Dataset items
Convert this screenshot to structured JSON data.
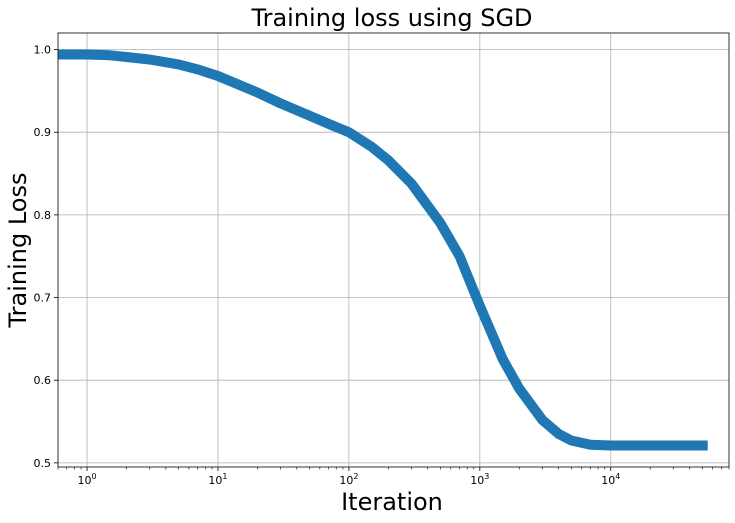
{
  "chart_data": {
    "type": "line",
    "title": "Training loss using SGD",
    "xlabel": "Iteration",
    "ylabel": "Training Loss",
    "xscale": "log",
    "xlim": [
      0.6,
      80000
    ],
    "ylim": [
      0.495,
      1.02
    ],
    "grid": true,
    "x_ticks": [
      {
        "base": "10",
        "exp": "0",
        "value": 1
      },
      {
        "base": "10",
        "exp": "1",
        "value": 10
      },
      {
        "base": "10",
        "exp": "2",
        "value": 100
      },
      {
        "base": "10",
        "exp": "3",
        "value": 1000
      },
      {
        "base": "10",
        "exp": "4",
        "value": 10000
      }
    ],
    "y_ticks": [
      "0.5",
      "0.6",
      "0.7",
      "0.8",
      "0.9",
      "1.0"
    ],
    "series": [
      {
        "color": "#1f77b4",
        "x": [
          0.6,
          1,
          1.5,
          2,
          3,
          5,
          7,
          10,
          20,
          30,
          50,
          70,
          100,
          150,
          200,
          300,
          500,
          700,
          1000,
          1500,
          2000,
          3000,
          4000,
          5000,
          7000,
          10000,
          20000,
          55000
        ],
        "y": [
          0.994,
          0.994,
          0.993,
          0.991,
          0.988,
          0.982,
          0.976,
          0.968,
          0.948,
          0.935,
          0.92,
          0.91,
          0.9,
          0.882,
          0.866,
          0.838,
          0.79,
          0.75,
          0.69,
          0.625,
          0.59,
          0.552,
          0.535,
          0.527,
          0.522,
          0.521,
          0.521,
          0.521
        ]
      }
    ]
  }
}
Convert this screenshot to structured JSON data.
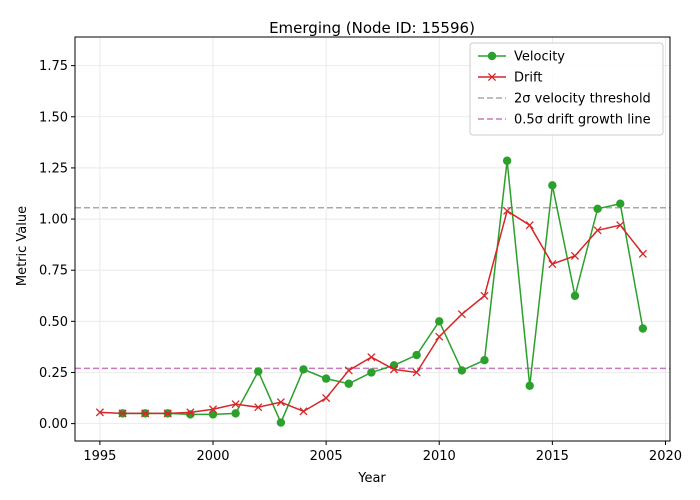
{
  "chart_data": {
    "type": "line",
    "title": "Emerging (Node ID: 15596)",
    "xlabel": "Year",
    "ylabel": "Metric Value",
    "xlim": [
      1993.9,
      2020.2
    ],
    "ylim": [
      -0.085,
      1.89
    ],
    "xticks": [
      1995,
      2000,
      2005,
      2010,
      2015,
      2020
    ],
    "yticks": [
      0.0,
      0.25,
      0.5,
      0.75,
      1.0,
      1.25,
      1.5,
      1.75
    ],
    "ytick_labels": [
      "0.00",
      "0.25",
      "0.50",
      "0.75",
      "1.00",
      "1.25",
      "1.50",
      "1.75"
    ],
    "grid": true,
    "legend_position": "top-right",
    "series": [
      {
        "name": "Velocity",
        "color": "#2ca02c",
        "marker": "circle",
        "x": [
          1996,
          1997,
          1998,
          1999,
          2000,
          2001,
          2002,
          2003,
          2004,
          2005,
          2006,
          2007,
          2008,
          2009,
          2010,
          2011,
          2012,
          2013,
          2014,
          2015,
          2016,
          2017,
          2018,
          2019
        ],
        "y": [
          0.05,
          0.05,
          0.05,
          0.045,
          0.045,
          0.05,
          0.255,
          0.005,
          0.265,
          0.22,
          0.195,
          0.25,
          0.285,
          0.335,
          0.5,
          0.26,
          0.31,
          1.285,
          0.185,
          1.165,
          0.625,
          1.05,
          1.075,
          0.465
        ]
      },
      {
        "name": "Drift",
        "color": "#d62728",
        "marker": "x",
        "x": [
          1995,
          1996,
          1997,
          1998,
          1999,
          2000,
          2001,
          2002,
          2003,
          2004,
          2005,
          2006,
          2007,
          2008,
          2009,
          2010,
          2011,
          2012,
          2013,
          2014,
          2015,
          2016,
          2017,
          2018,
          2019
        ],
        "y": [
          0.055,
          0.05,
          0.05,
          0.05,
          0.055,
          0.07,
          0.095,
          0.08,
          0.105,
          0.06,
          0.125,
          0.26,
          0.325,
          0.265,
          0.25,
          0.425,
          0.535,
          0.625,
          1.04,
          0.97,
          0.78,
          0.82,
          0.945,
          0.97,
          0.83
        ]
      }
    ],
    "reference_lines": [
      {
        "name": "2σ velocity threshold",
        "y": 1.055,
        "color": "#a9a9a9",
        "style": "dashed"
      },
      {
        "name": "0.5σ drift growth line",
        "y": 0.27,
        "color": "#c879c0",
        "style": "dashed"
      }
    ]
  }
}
==
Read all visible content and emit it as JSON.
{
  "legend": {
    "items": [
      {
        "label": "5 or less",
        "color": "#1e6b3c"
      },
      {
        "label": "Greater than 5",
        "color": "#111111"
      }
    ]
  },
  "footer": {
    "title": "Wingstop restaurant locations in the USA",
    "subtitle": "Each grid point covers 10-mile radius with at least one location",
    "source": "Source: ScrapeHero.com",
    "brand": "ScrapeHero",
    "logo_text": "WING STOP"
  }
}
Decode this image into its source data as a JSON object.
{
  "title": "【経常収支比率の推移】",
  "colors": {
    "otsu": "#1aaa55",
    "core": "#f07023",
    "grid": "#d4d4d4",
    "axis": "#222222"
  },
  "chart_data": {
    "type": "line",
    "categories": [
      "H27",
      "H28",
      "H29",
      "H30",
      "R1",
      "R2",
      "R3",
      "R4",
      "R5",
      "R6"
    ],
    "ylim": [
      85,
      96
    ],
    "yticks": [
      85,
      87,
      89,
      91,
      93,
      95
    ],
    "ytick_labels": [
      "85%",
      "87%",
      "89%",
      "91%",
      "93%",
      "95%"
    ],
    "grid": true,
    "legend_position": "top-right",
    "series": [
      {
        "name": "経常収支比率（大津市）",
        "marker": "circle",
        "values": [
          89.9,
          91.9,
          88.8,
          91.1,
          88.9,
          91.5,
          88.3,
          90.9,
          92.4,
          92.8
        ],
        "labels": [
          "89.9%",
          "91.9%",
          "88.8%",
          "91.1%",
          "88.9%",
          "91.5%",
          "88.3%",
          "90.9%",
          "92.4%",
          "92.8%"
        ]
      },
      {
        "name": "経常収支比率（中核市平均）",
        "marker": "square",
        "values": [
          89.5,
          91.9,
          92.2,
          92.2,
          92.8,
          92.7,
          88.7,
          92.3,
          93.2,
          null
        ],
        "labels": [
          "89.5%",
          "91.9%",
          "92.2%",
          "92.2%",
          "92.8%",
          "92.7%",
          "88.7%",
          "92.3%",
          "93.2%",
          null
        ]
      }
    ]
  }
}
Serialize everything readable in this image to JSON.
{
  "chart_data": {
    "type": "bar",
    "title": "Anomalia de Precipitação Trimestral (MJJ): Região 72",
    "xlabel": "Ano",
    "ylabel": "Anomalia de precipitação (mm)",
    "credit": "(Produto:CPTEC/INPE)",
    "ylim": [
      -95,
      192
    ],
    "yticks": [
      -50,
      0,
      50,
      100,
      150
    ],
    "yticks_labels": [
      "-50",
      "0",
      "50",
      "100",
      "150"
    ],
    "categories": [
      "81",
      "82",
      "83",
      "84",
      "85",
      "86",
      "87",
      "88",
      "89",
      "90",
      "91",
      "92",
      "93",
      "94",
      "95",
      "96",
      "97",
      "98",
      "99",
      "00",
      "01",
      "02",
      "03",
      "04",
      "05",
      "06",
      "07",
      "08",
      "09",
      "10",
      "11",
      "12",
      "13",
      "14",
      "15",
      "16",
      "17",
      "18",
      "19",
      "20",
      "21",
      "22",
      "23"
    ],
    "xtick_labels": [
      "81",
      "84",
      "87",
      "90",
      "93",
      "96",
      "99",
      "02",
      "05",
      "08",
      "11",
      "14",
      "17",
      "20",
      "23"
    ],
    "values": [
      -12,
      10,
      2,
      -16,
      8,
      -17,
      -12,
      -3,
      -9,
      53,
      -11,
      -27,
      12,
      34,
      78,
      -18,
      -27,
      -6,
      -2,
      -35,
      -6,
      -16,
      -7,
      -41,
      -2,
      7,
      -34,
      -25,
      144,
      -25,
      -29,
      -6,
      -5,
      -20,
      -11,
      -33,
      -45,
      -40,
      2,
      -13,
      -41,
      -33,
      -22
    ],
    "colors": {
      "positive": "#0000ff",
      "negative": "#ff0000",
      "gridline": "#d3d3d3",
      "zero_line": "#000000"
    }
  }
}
* * *
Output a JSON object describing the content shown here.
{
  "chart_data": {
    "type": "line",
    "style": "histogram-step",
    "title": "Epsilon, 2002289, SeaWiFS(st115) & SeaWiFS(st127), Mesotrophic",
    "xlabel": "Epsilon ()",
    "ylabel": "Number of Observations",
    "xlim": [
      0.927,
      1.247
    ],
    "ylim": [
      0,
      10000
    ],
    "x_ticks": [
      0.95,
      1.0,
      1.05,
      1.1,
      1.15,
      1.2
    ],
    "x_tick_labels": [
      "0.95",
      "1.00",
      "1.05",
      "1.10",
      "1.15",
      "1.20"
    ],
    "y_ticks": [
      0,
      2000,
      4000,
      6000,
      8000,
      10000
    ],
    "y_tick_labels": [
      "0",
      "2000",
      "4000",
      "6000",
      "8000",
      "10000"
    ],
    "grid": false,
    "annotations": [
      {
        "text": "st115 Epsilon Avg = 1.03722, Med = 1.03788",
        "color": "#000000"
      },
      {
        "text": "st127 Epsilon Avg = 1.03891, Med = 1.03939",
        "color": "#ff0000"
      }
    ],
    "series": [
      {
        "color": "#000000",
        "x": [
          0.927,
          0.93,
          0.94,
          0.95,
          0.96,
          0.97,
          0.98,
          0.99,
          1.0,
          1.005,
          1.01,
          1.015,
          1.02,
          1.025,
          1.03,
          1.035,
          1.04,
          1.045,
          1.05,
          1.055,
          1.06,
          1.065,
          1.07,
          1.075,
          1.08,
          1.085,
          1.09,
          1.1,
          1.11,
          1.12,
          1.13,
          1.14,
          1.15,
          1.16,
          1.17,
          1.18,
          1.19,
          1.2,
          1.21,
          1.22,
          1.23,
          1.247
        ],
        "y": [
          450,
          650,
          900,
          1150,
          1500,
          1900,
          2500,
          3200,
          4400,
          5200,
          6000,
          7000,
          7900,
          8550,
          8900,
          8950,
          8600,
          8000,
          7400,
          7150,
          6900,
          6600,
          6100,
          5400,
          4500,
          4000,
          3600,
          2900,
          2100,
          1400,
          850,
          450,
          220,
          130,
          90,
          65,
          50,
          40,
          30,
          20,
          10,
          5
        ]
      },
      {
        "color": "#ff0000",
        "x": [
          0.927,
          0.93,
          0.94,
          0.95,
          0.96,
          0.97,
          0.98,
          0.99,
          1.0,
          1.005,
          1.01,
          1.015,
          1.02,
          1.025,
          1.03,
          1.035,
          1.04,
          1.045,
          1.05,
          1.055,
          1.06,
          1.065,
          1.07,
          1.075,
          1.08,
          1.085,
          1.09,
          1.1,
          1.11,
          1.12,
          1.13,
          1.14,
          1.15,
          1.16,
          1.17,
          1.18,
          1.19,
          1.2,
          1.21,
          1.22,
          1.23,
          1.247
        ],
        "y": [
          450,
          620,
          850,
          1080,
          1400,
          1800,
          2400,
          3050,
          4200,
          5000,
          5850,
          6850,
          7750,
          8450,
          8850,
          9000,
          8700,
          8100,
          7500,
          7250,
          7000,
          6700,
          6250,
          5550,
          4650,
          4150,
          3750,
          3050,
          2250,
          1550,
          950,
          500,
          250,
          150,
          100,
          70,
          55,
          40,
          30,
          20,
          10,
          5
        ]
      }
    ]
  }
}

#### Written problem
Which lines contain the word "JSON"? Return each of them.

#### Result of the task
Convert this screenshot to structured JSON data.
Convert this screenshot to structured JSON data.
Read all visible content and emit it as JSON.
Decode this image into its source data as a JSON object.
Serialize everything readable in this image to JSON.
Output a JSON object describing the content shown here.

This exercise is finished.